Set problem
In the records that follow, show each line where the word "fuerza" is present.

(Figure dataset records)
'''

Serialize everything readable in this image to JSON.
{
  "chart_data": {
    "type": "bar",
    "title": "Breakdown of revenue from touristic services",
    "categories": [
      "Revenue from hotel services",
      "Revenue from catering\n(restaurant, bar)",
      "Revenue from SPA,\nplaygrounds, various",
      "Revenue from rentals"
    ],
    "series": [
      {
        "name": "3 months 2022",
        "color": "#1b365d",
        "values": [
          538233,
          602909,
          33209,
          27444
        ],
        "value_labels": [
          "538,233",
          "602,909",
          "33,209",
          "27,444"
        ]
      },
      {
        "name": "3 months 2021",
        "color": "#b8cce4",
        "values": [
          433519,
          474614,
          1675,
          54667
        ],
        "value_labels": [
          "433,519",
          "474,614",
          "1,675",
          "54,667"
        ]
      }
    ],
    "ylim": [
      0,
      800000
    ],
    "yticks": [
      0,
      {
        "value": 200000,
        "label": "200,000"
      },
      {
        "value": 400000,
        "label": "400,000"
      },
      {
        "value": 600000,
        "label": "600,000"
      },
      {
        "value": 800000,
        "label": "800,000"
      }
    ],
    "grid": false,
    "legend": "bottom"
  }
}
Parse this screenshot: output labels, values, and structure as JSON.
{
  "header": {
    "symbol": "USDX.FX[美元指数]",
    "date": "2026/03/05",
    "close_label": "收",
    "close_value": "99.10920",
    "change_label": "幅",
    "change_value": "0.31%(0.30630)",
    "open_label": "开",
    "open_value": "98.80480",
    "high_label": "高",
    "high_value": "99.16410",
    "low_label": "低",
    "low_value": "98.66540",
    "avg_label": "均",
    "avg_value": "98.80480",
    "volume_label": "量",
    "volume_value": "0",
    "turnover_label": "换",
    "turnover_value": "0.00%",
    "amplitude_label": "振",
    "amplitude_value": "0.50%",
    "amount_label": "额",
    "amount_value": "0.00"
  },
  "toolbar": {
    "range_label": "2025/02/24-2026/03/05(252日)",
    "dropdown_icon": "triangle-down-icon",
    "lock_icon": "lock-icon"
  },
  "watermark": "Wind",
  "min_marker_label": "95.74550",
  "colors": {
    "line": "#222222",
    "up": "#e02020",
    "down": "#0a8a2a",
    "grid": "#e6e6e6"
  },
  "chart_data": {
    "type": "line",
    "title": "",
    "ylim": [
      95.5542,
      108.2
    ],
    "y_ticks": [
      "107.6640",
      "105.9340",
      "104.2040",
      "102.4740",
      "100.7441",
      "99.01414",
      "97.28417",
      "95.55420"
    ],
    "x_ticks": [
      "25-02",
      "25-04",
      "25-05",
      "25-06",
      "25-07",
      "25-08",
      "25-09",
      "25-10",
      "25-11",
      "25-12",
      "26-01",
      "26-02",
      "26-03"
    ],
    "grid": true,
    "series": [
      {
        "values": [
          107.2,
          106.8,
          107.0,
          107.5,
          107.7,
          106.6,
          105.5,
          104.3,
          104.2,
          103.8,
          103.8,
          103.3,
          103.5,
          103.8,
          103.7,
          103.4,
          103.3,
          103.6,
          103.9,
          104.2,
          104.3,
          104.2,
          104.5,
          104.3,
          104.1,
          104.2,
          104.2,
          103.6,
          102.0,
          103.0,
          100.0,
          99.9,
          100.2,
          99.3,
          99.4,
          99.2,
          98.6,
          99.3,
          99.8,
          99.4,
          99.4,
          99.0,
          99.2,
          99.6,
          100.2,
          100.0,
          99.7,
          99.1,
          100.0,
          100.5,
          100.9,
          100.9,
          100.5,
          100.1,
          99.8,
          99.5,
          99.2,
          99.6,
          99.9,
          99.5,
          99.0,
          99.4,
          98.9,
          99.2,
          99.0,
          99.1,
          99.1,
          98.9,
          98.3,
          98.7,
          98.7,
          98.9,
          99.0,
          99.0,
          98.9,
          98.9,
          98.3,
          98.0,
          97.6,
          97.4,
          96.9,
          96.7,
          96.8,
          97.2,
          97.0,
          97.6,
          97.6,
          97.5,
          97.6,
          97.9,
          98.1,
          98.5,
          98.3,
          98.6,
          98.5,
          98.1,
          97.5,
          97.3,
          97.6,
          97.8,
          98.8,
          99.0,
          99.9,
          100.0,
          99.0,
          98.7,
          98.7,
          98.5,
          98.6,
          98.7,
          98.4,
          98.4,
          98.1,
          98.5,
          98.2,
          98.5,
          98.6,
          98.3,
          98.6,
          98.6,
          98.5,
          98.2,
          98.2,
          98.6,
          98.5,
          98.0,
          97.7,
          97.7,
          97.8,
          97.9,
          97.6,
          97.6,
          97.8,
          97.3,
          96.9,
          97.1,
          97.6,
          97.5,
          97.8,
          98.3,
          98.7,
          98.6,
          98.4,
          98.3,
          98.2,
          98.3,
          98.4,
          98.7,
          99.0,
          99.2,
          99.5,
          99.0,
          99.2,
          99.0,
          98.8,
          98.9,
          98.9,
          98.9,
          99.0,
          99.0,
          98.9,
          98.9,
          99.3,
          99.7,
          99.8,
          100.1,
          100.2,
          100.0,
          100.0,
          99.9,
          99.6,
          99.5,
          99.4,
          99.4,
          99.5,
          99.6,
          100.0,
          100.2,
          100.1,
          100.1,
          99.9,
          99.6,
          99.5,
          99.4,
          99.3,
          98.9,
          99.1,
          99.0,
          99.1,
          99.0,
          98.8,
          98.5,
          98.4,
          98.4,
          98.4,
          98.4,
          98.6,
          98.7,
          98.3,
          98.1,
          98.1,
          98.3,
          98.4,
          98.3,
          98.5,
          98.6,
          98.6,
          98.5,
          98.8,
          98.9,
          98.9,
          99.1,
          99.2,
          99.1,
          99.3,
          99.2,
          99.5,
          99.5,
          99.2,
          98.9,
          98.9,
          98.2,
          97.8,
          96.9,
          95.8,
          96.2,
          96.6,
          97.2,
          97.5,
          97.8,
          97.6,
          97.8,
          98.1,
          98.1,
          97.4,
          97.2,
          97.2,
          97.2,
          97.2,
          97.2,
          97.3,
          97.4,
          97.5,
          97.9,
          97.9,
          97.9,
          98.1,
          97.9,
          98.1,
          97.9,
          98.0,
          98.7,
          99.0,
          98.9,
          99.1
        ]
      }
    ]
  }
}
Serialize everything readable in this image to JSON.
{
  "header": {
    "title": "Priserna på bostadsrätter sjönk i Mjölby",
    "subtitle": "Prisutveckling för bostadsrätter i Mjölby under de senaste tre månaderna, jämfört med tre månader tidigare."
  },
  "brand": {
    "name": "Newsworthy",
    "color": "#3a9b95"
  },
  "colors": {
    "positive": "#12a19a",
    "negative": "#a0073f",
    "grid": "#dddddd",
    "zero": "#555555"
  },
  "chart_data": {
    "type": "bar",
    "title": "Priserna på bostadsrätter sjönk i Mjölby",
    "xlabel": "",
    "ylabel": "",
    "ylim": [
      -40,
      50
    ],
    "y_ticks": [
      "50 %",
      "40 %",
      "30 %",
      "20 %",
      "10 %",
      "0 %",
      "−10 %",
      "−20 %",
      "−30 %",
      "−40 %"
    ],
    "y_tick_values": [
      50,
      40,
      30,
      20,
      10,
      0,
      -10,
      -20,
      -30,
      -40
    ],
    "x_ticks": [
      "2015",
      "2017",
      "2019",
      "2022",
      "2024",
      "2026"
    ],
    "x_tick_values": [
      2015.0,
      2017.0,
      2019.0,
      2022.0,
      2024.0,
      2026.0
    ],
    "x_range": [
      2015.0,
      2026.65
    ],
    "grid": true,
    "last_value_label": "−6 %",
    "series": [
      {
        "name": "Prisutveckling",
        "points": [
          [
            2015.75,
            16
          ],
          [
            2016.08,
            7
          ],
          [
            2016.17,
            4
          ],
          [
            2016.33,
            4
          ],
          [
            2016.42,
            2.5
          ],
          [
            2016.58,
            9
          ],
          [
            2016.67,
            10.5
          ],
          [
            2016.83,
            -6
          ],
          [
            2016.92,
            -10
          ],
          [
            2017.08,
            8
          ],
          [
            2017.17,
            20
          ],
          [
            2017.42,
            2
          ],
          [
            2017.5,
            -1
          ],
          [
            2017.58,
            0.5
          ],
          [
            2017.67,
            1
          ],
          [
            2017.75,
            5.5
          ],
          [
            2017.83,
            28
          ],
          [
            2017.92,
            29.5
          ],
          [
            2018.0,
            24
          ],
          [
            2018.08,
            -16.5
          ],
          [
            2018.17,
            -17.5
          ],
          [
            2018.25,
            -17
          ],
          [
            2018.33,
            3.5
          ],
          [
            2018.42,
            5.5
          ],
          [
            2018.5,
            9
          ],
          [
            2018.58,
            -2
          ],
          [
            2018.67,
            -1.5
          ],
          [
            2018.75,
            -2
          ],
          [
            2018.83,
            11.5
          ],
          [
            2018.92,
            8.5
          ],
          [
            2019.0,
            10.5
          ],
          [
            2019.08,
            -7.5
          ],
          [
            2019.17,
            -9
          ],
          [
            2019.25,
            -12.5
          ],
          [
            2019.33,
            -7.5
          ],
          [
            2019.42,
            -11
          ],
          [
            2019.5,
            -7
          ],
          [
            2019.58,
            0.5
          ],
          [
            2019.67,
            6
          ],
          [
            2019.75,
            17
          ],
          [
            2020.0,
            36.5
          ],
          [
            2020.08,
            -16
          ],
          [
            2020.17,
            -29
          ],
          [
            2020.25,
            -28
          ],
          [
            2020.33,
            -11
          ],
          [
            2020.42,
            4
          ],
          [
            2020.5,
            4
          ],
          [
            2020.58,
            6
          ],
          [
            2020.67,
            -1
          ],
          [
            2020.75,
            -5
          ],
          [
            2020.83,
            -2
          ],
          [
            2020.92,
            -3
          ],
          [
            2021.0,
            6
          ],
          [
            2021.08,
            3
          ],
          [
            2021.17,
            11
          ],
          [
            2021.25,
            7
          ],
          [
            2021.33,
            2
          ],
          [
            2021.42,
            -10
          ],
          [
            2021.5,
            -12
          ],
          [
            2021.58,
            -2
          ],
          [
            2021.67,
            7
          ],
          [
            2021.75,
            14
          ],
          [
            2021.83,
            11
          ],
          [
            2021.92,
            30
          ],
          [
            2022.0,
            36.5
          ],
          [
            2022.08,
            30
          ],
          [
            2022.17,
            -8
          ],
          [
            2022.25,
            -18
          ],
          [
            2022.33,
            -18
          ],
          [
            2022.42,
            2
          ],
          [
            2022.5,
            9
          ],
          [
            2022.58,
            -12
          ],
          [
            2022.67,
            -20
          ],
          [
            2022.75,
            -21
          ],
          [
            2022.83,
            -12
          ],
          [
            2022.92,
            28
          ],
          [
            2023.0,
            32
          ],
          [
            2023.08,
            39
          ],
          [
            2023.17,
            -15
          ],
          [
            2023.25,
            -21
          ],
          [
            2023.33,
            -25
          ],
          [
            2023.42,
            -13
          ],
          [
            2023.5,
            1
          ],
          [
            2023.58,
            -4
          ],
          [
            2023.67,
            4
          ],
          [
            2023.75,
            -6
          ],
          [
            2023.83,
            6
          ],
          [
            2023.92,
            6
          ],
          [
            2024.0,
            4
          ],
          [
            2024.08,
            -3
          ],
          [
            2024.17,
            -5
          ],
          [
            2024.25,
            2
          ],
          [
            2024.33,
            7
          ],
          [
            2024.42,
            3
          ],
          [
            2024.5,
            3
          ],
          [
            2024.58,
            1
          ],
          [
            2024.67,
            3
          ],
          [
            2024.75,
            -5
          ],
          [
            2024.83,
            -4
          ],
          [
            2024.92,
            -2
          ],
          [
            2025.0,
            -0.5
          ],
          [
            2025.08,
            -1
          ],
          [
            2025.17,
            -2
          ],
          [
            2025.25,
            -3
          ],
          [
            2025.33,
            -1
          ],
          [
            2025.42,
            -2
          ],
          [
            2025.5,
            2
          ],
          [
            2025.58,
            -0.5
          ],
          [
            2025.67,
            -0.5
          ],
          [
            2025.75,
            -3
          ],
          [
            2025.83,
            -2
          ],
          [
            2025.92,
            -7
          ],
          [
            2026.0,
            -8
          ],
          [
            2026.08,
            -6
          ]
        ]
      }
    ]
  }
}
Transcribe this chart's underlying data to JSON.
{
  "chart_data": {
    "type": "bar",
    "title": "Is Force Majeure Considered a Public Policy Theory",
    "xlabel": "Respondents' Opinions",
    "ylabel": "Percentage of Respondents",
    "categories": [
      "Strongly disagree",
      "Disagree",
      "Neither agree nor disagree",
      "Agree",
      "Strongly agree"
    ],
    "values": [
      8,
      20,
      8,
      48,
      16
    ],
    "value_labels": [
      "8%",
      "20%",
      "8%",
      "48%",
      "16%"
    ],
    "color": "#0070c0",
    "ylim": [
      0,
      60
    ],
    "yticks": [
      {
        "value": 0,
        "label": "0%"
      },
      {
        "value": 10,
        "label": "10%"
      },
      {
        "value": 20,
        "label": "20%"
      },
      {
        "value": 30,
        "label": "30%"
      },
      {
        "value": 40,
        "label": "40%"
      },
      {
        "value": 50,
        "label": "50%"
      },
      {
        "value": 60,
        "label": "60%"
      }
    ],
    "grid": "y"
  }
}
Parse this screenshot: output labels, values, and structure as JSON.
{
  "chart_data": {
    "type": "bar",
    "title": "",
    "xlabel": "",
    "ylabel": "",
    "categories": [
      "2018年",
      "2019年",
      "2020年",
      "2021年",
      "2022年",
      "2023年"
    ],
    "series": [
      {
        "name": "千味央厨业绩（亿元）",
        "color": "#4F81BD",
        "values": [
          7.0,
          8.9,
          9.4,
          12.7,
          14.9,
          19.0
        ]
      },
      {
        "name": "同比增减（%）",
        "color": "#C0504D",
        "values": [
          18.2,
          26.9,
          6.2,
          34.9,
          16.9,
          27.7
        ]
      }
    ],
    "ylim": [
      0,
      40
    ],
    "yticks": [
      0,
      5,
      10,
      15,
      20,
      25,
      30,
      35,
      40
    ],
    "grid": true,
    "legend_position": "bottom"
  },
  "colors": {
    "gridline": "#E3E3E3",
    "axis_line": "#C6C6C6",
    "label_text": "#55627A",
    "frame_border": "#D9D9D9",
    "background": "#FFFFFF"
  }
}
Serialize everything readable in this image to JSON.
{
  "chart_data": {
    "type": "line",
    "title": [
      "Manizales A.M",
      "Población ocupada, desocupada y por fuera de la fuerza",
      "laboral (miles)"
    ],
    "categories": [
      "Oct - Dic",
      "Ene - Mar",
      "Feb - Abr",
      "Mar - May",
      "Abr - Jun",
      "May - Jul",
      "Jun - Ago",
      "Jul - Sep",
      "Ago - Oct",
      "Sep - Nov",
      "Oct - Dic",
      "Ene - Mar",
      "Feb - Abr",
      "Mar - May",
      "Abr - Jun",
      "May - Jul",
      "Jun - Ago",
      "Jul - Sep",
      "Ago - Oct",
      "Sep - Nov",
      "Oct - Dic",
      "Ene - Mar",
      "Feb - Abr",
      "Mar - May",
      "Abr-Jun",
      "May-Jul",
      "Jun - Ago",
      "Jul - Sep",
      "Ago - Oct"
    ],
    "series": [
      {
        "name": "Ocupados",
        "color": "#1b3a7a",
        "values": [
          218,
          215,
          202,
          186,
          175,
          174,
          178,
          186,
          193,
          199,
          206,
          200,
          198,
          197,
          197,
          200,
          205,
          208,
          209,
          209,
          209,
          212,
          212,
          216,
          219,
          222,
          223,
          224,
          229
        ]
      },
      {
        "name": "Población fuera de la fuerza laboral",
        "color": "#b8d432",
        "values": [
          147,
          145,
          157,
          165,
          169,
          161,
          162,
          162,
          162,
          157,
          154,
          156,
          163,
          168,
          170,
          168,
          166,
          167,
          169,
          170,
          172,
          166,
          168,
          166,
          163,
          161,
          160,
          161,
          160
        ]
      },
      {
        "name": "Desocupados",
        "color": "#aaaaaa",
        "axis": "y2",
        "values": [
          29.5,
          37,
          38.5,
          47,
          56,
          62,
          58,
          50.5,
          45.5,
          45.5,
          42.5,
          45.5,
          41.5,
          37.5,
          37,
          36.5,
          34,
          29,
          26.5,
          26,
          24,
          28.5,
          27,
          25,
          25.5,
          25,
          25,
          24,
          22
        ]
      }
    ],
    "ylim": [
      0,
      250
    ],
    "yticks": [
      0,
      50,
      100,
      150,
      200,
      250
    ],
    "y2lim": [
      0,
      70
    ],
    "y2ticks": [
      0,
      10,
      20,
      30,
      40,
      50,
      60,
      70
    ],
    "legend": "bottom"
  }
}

'''

Finished answer
      "Población ocupada, desocupada y por fuera de la fuerza",
        "name": "Población fuera de la fuerza laboral",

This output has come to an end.